Goal of the exercise ▸ Produce an exact copy of the lines from the line containing "Give me a plain-text" through the last line of the entries below, and only those lines.
++++++
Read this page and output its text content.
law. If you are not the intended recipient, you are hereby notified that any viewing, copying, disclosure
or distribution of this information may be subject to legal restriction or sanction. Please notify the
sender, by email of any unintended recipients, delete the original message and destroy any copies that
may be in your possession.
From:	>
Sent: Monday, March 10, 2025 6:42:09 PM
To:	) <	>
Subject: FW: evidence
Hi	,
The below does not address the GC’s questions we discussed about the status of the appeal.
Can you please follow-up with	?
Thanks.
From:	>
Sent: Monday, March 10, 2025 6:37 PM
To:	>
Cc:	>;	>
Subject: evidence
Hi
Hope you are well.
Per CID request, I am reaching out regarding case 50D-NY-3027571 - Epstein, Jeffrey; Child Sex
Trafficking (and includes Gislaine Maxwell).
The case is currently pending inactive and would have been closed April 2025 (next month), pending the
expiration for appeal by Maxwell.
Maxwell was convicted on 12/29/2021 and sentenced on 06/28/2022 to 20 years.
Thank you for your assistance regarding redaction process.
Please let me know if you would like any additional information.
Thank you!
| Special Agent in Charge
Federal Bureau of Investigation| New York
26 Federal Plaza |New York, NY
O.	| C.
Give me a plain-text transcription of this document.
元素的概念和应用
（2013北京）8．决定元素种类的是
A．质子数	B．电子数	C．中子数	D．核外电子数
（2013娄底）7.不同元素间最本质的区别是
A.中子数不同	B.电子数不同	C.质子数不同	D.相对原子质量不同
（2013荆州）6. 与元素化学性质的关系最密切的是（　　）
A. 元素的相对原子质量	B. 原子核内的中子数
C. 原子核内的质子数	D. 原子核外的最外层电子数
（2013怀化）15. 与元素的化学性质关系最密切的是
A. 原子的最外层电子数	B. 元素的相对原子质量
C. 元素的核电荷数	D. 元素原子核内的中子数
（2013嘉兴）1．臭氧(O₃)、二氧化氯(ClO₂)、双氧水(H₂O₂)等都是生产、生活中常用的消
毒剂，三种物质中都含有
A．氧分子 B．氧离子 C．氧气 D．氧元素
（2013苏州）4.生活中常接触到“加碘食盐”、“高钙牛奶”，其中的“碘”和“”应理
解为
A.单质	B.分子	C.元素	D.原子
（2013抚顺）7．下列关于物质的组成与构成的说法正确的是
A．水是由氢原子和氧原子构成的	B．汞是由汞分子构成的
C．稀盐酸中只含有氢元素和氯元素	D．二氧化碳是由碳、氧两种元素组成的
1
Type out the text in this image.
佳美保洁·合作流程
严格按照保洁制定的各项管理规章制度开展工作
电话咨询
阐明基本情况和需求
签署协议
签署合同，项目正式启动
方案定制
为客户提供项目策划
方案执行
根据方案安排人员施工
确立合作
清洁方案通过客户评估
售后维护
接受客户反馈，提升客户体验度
++++++
Solution for this task ▸
Give me a plain-text transcription of this document.
元素的概念和应用
（2013北京）8．决定元素种类的是
A．质子数	B．电子数	C．中子数	D．核外电子数
（2013娄底）7.不同元素间最本质的区别是
A.中子数不同	B.电子数不同	C.质子数不同	D.相对原子质量不同
（2013荆州）6. 与元素化学性质的关系最密切的是（　　）
A. 元素的相对原子质量	B. 原子核内的中子数
C. 原子核内的质子数	D. 原子核外的最外层电子数
（2013怀化）15. 与元素的化学性质关系最密切的是
A. 原子的最外层电子数	B. 元素的相对原子质量
C. 元素的核电荷数	D. 元素原子核内的中子数
（2013嘉兴）1．臭氧(O₃)、二氧化氯(ClO₂)、双氧水(H₂O₂)等都是生产、生活中常用的消
毒剂，三种物质中都含有
A．氧分子 B．氧离子 C．氧气 D．氧元素
（2013苏州）4.生活中常接触到“加碘食盐”、“高钙牛奶”，其中的“碘”和“”应理
解为
A.单质	B.分子	C.元素	D.原子
（2013抚顺）7．下列关于物质的组成与构成的说法正确的是
A．水是由氢原子和氧原子构成的	B．汞是由汞分子构成的
C．稀盐酸中只含有氢元素和氯元素	D．二氧化碳是由碳、氧两种元素组成的
1
Type out the text in this image.
佳美保洁·合作流程
严格按照保洁制定的各项管理规章制度开展工作
电话咨询
阐明基本情况和需求
签署协议
签署合同，项目正式启动
方案定制
为客户提供项目策划
方案执行
根据方案安排人员施工
确立合作
清洁方案通过客户评估
售后维护
接受客户反馈，提升客户体验度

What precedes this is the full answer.